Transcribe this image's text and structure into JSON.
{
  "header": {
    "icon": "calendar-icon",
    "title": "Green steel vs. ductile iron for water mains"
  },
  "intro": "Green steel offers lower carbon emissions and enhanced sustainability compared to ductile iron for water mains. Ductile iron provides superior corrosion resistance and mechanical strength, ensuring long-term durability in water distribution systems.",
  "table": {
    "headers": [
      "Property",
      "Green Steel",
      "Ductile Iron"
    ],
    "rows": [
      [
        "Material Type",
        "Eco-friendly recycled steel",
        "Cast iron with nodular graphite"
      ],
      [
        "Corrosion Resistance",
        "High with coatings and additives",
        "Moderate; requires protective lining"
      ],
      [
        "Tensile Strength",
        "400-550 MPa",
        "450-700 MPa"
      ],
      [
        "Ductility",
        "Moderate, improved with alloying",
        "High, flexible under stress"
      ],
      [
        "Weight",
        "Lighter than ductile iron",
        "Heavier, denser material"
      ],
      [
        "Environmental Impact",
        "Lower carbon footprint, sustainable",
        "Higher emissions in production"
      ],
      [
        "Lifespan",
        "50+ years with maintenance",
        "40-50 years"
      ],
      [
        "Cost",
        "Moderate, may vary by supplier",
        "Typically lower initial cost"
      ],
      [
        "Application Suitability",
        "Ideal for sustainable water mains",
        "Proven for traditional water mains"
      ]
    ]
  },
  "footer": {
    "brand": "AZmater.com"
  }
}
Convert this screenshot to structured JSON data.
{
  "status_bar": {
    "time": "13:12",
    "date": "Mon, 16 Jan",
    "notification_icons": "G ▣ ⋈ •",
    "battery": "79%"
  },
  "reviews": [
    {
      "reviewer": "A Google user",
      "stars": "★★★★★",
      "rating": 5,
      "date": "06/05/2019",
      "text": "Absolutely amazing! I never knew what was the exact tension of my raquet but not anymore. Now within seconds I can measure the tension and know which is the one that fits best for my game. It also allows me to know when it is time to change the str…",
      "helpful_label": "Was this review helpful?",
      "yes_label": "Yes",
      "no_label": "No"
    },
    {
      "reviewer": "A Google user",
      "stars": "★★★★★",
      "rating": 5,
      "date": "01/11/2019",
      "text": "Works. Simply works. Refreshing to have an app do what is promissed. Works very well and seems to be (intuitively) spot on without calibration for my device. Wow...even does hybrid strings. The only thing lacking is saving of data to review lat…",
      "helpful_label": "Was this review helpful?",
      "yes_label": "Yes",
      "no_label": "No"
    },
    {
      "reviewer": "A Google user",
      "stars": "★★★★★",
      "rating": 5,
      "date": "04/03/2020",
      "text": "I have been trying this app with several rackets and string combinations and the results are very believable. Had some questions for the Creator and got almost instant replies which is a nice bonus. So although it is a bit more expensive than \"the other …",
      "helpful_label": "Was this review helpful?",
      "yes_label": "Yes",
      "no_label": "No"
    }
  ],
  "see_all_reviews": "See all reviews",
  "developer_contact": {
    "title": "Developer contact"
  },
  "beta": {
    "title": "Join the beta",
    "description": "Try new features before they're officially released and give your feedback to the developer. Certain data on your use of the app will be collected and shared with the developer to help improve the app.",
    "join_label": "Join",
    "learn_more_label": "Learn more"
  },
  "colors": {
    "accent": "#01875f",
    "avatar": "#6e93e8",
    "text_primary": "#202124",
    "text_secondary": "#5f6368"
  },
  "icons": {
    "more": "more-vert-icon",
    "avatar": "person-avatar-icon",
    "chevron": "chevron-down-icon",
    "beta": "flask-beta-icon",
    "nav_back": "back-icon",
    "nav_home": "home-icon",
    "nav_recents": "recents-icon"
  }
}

• • • •

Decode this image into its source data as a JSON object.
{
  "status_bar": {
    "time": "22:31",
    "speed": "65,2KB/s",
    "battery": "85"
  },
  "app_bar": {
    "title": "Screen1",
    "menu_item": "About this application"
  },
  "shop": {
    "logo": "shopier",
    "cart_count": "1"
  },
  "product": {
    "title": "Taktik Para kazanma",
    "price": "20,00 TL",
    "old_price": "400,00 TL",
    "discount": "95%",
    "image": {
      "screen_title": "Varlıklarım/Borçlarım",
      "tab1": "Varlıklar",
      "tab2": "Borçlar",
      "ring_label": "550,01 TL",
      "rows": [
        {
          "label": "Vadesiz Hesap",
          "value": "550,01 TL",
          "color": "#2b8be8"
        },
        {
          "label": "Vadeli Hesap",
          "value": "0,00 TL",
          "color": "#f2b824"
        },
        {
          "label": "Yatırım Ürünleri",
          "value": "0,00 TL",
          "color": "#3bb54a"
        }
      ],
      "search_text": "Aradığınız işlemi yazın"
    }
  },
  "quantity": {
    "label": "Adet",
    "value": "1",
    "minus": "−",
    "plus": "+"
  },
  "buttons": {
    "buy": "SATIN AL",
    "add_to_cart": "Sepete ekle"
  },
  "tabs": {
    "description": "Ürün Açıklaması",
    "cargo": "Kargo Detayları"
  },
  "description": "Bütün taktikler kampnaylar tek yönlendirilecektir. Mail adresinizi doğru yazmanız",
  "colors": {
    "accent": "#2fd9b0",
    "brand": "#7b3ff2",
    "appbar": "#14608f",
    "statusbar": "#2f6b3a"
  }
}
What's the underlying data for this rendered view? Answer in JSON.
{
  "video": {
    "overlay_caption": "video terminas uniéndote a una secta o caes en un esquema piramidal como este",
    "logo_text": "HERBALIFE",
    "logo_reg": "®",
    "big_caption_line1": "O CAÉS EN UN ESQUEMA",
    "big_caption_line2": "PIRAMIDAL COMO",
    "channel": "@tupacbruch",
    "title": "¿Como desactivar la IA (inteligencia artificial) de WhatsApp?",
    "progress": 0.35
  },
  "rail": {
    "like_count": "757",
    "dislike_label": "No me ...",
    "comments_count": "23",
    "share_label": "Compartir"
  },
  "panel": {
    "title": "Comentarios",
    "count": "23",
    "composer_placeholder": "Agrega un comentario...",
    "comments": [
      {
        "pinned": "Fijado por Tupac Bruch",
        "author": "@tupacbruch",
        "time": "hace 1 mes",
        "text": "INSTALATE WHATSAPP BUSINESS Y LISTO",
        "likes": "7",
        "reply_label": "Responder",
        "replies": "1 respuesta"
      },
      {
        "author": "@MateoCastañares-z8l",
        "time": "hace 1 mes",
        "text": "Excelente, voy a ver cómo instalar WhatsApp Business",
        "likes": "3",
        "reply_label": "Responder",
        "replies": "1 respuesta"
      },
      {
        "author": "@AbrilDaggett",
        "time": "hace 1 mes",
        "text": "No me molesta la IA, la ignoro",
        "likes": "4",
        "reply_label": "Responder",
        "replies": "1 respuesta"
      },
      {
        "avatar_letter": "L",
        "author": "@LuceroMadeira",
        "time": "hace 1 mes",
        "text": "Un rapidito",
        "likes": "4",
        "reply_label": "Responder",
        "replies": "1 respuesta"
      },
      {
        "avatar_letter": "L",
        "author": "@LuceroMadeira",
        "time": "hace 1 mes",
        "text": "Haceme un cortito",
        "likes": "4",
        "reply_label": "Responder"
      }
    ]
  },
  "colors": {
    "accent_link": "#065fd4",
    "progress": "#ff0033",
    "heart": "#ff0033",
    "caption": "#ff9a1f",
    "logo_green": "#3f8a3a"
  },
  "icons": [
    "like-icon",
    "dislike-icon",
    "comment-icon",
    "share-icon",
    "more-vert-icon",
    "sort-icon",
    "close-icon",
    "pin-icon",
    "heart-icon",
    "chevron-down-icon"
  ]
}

• • • •

**Exercise aim**
Find every line with the word "mains" and state how many there are, with no other words.

**Worked answer**
4